(RECORDED DATA):
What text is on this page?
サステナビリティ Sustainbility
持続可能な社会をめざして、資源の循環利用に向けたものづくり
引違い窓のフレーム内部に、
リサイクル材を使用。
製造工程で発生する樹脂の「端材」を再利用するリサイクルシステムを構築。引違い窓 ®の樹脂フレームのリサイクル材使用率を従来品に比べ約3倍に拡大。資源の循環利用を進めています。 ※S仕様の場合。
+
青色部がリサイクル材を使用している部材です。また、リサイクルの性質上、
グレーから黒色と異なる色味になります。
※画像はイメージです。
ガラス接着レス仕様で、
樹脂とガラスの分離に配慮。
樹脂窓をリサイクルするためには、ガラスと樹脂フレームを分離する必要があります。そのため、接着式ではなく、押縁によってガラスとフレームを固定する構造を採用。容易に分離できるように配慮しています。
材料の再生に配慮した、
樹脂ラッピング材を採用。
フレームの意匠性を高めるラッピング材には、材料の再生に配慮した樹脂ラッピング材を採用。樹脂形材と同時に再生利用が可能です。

(WRITTEN PROBLEM): Please repeat the listing above in full and exactly.

(COMPLETE ANSWER):
What text is on this page?
サステナビリティ Sustainbility
持続可能な社会をめざして、資源の循環利用に向けたものづくり
引違い窓のフレーム内部に、
リサイクル材を使用。
製造工程で発生する樹脂の「端材」を再利用するリサイクルシステムを構築。引違い窓 ®の樹脂フレームのリサイクル材使用率を従来品に比べ約3倍に拡大。資源の循環利用を進めています。 ※S仕様の場合。
+
青色部がリサイクル材を使用している部材です。また、リサイクルの性質上、
グレーから黒色と異なる色味になります。
※画像はイメージです。
ガラス接着レス仕様で、
樹脂とガラスの分離に配慮。
樹脂窓をリサイクルするためには、ガラスと樹脂フレームを分離する必要があります。そのため、接着式ではなく、押縁によってガラスとフレームを固定する構造を採用。容易に分離できるように配慮しています。
材料の再生に配慮した、
樹脂ラッピング材を採用。
フレームの意匠性を高めるラッピング材には、材料の再生に配慮した樹脂ラッピング材を採用。樹脂形材と同時に再生利用が可能です。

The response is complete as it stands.